— TASK DETAILS —
Give the number of lines that include the word "xlabel", and nothing else.

— MATERIAL PROVIDED —
● ● ●
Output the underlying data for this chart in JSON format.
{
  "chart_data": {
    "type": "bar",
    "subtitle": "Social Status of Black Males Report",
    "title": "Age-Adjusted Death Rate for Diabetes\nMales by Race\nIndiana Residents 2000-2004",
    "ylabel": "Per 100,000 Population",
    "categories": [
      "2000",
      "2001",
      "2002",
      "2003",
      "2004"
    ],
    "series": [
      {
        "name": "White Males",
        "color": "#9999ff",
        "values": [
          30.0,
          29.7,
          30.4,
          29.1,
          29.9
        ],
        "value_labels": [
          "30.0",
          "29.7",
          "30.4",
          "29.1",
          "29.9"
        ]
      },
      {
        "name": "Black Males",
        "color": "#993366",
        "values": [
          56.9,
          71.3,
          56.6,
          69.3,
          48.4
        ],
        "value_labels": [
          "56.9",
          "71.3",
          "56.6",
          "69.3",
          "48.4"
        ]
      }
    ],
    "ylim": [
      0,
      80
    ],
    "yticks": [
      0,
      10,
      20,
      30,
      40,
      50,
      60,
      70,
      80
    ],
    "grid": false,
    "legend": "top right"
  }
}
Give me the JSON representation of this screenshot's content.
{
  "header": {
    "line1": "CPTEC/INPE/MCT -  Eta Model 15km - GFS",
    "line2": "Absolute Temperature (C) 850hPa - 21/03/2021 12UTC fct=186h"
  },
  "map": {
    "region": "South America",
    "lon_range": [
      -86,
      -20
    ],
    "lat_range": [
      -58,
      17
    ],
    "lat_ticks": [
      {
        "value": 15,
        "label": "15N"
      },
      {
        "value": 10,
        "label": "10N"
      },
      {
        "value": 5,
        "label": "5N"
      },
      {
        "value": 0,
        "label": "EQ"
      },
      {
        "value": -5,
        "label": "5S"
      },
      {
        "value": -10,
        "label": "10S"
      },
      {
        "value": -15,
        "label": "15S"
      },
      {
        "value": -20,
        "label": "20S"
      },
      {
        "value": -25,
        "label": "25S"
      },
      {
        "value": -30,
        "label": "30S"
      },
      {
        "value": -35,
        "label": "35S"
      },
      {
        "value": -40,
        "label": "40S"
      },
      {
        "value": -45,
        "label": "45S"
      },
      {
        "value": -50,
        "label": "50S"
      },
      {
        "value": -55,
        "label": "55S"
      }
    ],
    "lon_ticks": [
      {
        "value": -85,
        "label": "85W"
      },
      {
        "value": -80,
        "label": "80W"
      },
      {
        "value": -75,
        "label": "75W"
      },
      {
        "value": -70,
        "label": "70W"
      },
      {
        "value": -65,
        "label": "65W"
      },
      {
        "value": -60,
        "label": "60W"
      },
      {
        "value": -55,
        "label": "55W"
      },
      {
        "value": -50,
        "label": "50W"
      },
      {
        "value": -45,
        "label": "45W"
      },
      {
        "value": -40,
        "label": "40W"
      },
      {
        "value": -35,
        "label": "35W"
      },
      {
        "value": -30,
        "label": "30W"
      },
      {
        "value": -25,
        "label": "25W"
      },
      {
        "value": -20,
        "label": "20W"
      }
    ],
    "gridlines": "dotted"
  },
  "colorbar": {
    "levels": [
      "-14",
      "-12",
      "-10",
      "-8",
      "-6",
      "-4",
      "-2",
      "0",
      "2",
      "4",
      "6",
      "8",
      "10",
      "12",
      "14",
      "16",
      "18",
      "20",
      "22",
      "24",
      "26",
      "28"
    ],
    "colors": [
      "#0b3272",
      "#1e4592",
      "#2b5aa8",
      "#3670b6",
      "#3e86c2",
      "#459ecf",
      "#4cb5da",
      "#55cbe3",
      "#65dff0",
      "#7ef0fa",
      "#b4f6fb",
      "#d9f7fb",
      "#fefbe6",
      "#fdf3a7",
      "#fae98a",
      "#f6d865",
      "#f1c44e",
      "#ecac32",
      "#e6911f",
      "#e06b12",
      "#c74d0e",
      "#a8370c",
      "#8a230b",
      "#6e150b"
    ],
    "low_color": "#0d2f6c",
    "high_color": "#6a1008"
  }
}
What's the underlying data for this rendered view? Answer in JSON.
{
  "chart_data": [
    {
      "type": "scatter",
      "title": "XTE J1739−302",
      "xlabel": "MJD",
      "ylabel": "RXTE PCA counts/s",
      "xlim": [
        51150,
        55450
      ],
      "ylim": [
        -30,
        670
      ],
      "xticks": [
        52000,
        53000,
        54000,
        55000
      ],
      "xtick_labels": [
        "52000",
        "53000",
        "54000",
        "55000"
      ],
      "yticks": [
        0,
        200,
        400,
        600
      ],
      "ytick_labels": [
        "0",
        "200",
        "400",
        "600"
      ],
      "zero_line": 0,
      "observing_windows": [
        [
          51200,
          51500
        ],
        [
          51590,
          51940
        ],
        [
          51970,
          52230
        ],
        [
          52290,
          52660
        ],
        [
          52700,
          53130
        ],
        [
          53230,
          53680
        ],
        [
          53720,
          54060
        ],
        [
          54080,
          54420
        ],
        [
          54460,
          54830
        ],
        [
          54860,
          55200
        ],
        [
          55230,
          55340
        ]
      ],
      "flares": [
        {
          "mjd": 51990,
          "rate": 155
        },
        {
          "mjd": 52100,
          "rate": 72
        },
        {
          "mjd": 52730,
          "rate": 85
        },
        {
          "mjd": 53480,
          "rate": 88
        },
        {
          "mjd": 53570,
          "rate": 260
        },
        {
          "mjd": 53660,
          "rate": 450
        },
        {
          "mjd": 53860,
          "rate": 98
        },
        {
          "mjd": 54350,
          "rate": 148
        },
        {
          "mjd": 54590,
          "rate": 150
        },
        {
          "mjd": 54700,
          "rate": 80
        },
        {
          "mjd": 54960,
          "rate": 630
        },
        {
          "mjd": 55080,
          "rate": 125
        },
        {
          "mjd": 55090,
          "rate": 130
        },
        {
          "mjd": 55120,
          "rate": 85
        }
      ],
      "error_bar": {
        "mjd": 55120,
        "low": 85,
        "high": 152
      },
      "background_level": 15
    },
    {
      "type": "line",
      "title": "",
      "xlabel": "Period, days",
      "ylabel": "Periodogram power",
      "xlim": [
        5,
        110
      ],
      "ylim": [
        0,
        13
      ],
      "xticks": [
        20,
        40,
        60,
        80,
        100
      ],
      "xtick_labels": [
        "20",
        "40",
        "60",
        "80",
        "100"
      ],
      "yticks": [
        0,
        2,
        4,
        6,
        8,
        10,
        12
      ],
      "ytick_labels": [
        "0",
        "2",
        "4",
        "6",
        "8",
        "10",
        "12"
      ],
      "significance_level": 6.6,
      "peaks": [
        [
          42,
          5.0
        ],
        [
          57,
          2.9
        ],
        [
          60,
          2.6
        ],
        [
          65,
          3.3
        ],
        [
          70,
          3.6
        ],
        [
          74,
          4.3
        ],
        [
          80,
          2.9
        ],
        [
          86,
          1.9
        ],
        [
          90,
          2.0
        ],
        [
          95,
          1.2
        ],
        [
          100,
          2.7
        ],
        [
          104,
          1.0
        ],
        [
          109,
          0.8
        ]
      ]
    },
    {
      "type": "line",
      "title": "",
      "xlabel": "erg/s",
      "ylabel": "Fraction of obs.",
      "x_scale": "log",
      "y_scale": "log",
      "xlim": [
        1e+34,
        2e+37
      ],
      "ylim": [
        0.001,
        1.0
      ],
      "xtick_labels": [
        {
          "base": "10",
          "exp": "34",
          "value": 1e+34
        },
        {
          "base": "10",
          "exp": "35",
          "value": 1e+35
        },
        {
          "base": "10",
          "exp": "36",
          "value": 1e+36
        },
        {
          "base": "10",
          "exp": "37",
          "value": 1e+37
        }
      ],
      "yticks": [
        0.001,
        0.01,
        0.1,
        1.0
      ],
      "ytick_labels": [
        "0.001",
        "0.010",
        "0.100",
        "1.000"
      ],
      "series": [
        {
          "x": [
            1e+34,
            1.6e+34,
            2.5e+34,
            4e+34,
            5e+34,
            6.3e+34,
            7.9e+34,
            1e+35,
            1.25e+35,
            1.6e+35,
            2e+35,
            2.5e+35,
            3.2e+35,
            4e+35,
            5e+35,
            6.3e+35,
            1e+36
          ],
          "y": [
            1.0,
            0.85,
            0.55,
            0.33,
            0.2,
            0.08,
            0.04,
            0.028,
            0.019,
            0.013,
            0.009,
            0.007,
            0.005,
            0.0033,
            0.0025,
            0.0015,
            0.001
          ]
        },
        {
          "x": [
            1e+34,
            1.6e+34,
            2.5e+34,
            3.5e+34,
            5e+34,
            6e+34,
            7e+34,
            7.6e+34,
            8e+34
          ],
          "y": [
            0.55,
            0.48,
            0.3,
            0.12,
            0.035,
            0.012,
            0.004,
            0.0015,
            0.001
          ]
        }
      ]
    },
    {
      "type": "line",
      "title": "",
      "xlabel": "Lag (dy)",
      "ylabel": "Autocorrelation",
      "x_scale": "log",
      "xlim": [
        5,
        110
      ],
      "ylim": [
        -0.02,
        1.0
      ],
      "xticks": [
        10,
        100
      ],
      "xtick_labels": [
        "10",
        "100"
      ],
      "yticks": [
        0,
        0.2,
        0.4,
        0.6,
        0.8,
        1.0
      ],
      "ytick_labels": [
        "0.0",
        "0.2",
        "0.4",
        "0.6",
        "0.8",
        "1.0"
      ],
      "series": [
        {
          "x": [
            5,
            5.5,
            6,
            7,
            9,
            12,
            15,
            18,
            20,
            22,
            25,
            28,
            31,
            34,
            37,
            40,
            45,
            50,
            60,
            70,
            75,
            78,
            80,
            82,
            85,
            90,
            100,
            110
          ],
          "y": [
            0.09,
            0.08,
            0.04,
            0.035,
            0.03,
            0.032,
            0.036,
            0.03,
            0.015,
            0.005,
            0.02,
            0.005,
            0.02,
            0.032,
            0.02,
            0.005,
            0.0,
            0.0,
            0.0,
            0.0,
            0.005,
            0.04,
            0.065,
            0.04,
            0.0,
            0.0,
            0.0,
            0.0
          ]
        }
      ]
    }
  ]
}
● ● ●
— ANSWER TO THE TASK —
4